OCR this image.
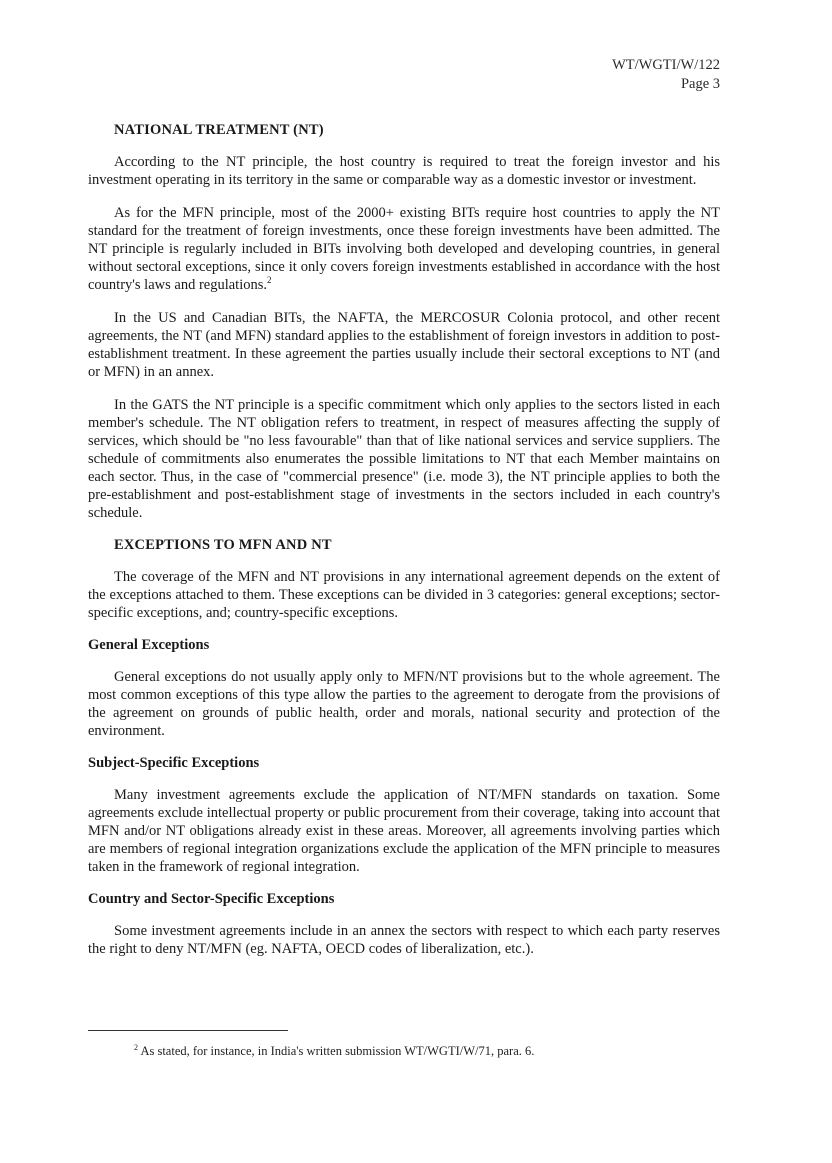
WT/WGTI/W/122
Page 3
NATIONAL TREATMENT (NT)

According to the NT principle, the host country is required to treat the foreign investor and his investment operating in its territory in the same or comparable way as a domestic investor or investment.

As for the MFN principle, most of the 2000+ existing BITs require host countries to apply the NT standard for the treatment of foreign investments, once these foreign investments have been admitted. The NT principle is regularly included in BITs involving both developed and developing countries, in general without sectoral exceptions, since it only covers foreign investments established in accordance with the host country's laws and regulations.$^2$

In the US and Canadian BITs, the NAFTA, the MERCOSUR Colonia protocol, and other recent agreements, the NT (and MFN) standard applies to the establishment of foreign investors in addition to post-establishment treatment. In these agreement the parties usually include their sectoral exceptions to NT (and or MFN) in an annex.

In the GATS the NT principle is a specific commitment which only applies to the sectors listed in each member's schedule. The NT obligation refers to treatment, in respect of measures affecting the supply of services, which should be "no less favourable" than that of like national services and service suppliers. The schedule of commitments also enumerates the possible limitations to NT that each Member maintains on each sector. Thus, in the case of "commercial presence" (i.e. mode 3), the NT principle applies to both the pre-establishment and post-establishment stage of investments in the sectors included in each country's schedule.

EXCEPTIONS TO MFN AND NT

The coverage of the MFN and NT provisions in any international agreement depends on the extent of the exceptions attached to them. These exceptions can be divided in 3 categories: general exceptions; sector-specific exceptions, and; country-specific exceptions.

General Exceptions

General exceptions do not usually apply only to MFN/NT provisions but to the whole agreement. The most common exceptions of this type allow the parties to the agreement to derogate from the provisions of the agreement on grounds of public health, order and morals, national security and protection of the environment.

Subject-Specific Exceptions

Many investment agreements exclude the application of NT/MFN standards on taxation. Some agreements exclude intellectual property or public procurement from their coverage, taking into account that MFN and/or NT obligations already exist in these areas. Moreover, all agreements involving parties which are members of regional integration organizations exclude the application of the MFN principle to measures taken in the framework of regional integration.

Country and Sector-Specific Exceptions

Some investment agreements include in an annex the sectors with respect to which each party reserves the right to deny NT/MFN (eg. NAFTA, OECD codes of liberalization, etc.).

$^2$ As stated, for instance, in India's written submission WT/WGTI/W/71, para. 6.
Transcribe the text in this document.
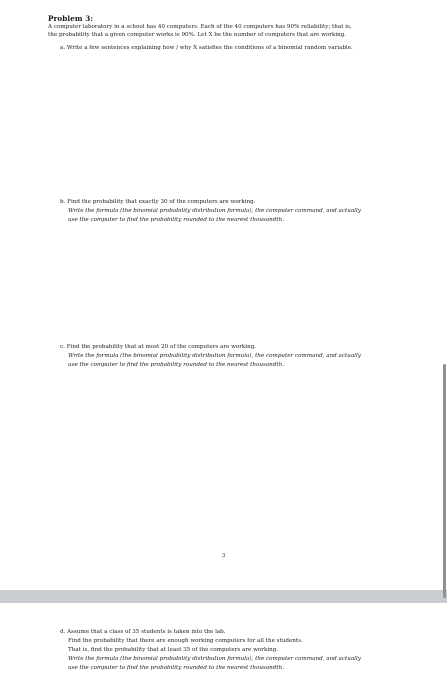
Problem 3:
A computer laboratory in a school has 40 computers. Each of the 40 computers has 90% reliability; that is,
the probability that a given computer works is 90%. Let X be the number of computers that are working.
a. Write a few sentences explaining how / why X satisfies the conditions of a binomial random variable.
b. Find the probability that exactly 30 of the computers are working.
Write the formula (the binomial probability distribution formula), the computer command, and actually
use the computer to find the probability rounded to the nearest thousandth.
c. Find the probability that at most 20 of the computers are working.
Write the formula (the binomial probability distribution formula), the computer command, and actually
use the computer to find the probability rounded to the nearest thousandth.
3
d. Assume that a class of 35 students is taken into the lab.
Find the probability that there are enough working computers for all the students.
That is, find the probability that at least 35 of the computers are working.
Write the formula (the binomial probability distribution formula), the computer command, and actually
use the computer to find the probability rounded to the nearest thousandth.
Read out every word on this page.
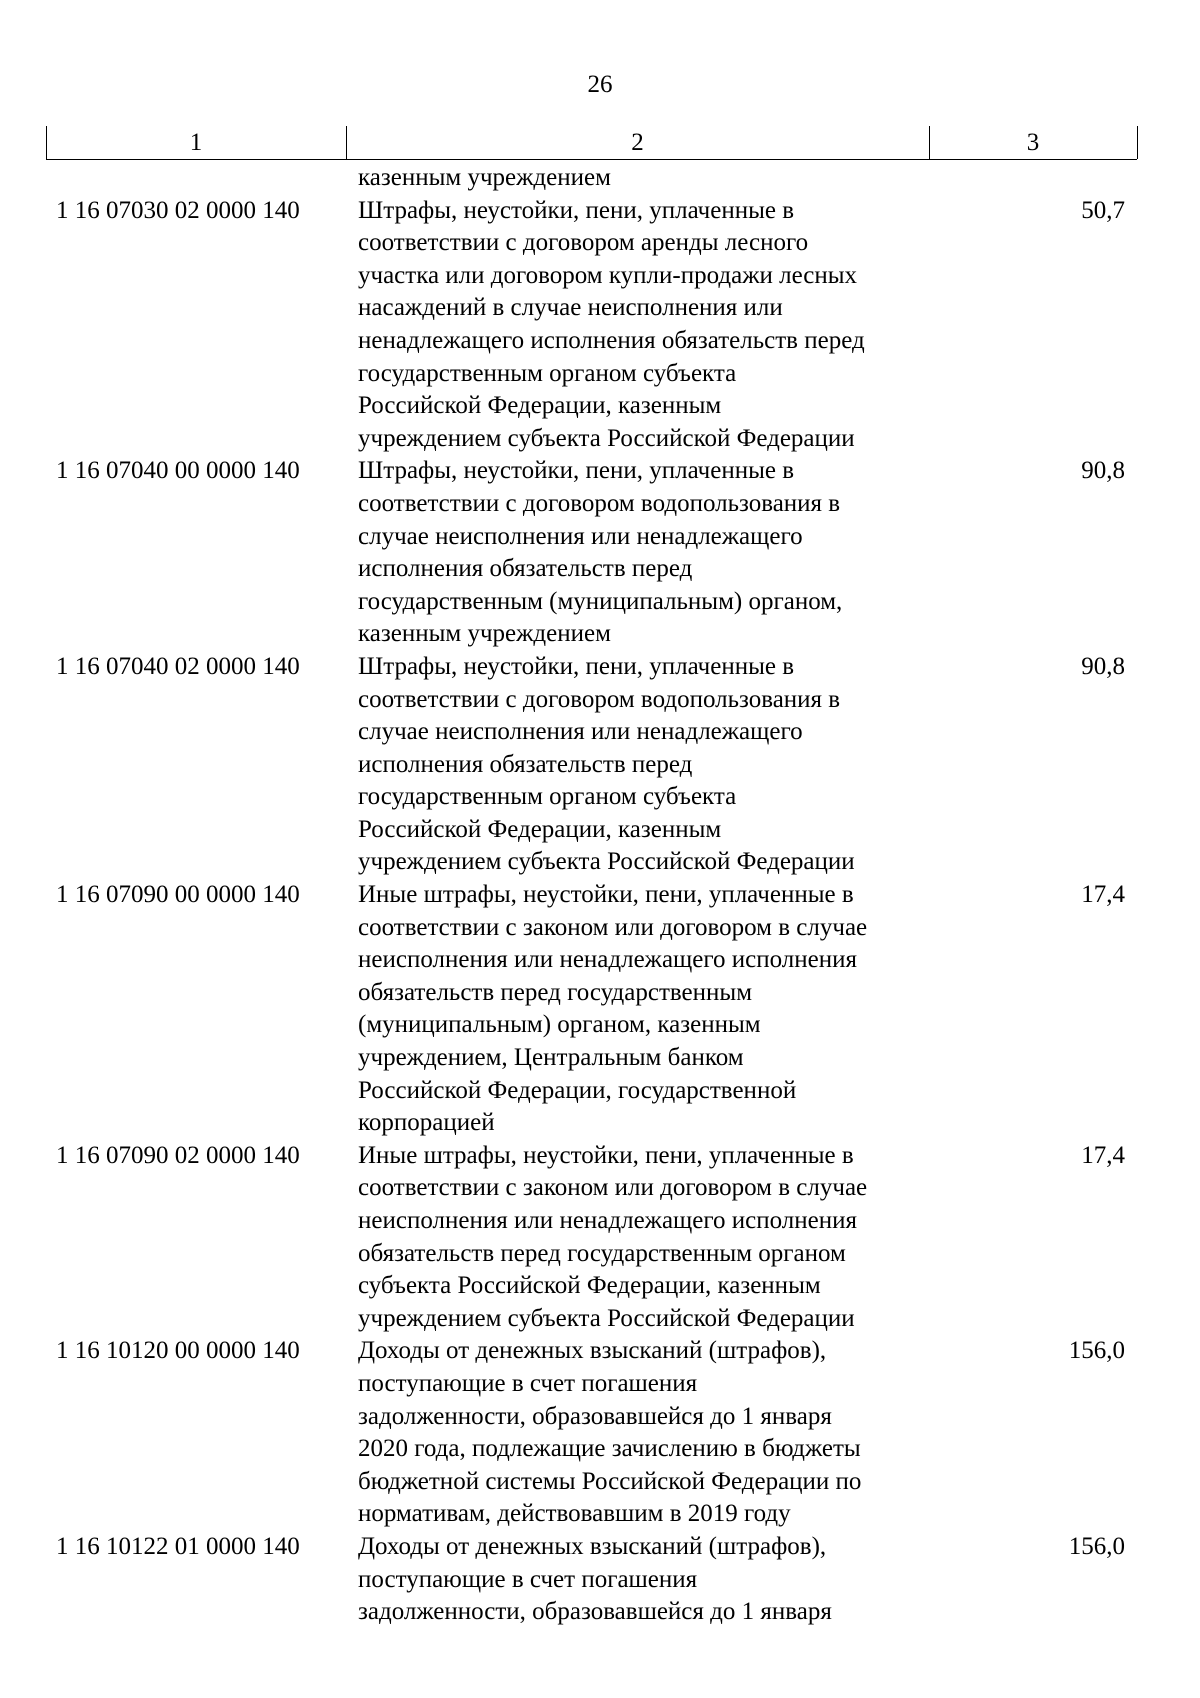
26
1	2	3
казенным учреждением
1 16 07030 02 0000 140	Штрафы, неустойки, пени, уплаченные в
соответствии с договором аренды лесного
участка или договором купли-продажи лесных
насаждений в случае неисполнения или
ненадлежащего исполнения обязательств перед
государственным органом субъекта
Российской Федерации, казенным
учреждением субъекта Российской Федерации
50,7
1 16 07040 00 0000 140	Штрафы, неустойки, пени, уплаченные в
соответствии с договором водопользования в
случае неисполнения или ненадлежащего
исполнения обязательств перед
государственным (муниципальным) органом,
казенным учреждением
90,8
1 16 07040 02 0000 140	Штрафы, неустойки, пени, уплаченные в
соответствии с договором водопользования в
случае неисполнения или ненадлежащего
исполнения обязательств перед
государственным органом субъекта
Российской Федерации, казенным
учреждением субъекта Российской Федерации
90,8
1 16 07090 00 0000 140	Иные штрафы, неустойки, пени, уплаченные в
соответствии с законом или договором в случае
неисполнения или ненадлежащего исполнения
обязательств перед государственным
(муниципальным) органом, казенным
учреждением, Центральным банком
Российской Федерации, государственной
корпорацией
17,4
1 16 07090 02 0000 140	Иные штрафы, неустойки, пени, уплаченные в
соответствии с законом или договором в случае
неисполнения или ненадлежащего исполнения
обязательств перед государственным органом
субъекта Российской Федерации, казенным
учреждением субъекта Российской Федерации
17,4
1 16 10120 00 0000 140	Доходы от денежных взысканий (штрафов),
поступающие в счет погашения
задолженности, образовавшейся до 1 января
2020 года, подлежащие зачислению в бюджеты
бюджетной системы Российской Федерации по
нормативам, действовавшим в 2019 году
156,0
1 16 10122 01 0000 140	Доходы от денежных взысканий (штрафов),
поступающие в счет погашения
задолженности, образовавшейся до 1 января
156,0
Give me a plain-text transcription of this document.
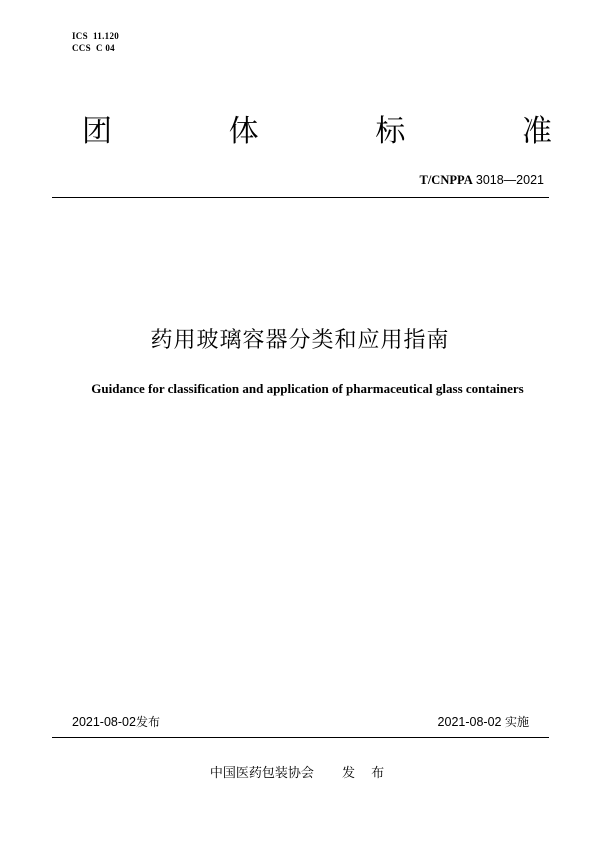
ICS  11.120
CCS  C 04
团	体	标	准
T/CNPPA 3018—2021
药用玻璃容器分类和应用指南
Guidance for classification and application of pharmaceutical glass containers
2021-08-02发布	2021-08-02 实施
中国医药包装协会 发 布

▸ **Given instruction**: Transcribe the records above exactly, omitting every picture they contain.

▸ **Result of this task**:
OCR this image.
WT/WGTI/W/122
Page 3
NATIONAL TREATMENT (NT)

According to the NT principle, the host country is required to treat the foreign investor and his investment operating in its territory in the same or comparable way as a domestic investor or investment.

As for the MFN principle, most of the 2000+ existing BITs require host countries to apply the NT standard for the treatment of foreign investments, once these foreign investments have been admitted. The NT principle is regularly included in BITs involving both developed and developing countries, in general without sectoral exceptions, since it only covers foreign investments established in accordance with the host country's laws and regulations.$^2$

In the US and Canadian BITs, the NAFTA, the MERCOSUR Colonia protocol, and other recent agreements, the NT (and MFN) standard applies to the establishment of foreign investors in addition to post-establishment treatment. In these agreement the parties usually include their sectoral exceptions to NT (and or MFN) in an annex.

In the GATS the NT principle is a specific commitment which only applies to the sectors listed in each member's schedule. The NT obligation refers to treatment, in respect of measures affecting the supply of services, which should be "no less favourable" than that of like national services and service suppliers. The schedule of commitments also enumerates the possible limitations to NT that each Member maintains on each sector. Thus, in the case of "commercial presence" (i.e. mode 3), the NT principle applies to both the pre-establishment and post-establishment stage of investments in the sectors included in each country's schedule.

EXCEPTIONS TO MFN AND NT

The coverage of the MFN and NT provisions in any international agreement depends on the extent of the exceptions attached to them. These exceptions can be divided in 3 categories: general exceptions; sector-specific exceptions, and; country-specific exceptions.

General Exceptions

General exceptions do not usually apply only to MFN/NT provisions but to the whole agreement. The most common exceptions of this type allow the parties to the agreement to derogate from the provisions of the agreement on grounds of public health, order and morals, national security and protection of the environment.

Subject-Specific Exceptions

Many investment agreements exclude the application of NT/MFN standards on taxation. Some agreements exclude intellectual property or public procurement from their coverage, taking into account that MFN and/or NT obligations already exist in these areas. Moreover, all agreements involving parties which are members of regional integration organizations exclude the application of the MFN principle to measures taken in the framework of regional integration.

Country and Sector-Specific Exceptions

Some investment agreements include in an annex the sectors with respect to which each party reserves the right to deny NT/MFN (eg. NAFTA, OECD codes of liberalization, etc.).

$^2$ As stated, for instance, in India's written submission WT/WGTI/W/71, para. 6.
Transcribe the text in this document.
Problem 3:
A computer laboratory in a school has 40 computers. Each of the 40 computers has 90% reliability; that is,
the probability that a given computer works is 90%. Let X be the number of computers that are working.
a. Write a few sentences explaining how / why X satisfies the conditions of a binomial random variable.
b. Find the probability that exactly 30 of the computers are working.
Write the formula (the binomial probability distribution formula), the computer command, and actually
use the computer to find the probability rounded to the nearest thousandth.
c. Find the probability that at most 20 of the computers are working.
Write the formula (the binomial probability distribution formula), the computer command, and actually
use the computer to find the probability rounded to the nearest thousandth.
3
d. Assume that a class of 35 students is taken into the lab.
Find the probability that there are enough working computers for all the students.
That is, find the probability that at least 35 of the computers are working.
Write the formula (the binomial probability distribution formula), the computer command, and actually
use the computer to find the probability rounded to the nearest thousandth.
Read out every word on this page.
26
1	2	3
казенным учреждением
1 16 07030 02 0000 140	Штрафы, неустойки, пени, уплаченные в
соответствии с договором аренды лесного
участка или договором купли-продажи лесных
насаждений в случае неисполнения или
ненадлежащего исполнения обязательств перед
государственным органом субъекта
Российской Федерации, казенным
учреждением субъекта Российской Федерации
50,7
1 16 07040 00 0000 140	Штрафы, неустойки, пени, уплаченные в
соответствии с договором водопользования в
случае неисполнения или ненадлежащего
исполнения обязательств перед
государственным (муниципальным) органом,
казенным учреждением
90,8
1 16 07040 02 0000 140	Штрафы, неустойки, пени, уплаченные в
соответствии с договором водопользования в
случае неисполнения или ненадлежащего
исполнения обязательств перед
государственным органом субъекта
Российской Федерации, казенным
учреждением субъекта Российской Федерации
90,8
1 16 07090 00 0000 140	Иные штрафы, неустойки, пени, уплаченные в
соответствии с законом или договором в случае
неисполнения или ненадлежащего исполнения
обязательств перед государственным
(муниципальным) органом, казенным
учреждением, Центральным банком
Российской Федерации, государственной
корпорацией
17,4
1 16 07090 02 0000 140	Иные штрафы, неустойки, пени, уплаченные в
соответствии с законом или договором в случае
неисполнения или ненадлежащего исполнения
обязательств перед государственным органом
субъекта Российской Федерации, казенным
учреждением субъекта Российской Федерации
17,4
1 16 10120 00 0000 140	Доходы от денежных взысканий (штрафов),
поступающие в счет погашения
задолженности, образовавшейся до 1 января
2020 года, подлежащие зачислению в бюджеты
бюджетной системы Российской Федерации по
нормативам, действовавшим в 2019 году
156,0
1 16 10122 01 0000 140	Доходы от денежных взысканий (штрафов),
поступающие в счет погашения
задолженности, образовавшейся до 1 января
156,0
Give me a plain-text transcription of this document.
ICS  11.120
CCS  C 04
团	体	标	准
T/CNPPA 3018—2021
药用玻璃容器分类和应用指南
Guidance for classification and application of pharmaceutical glass containers
2021-08-02发布	2021-08-02 实施
中国医药包装协会 发 布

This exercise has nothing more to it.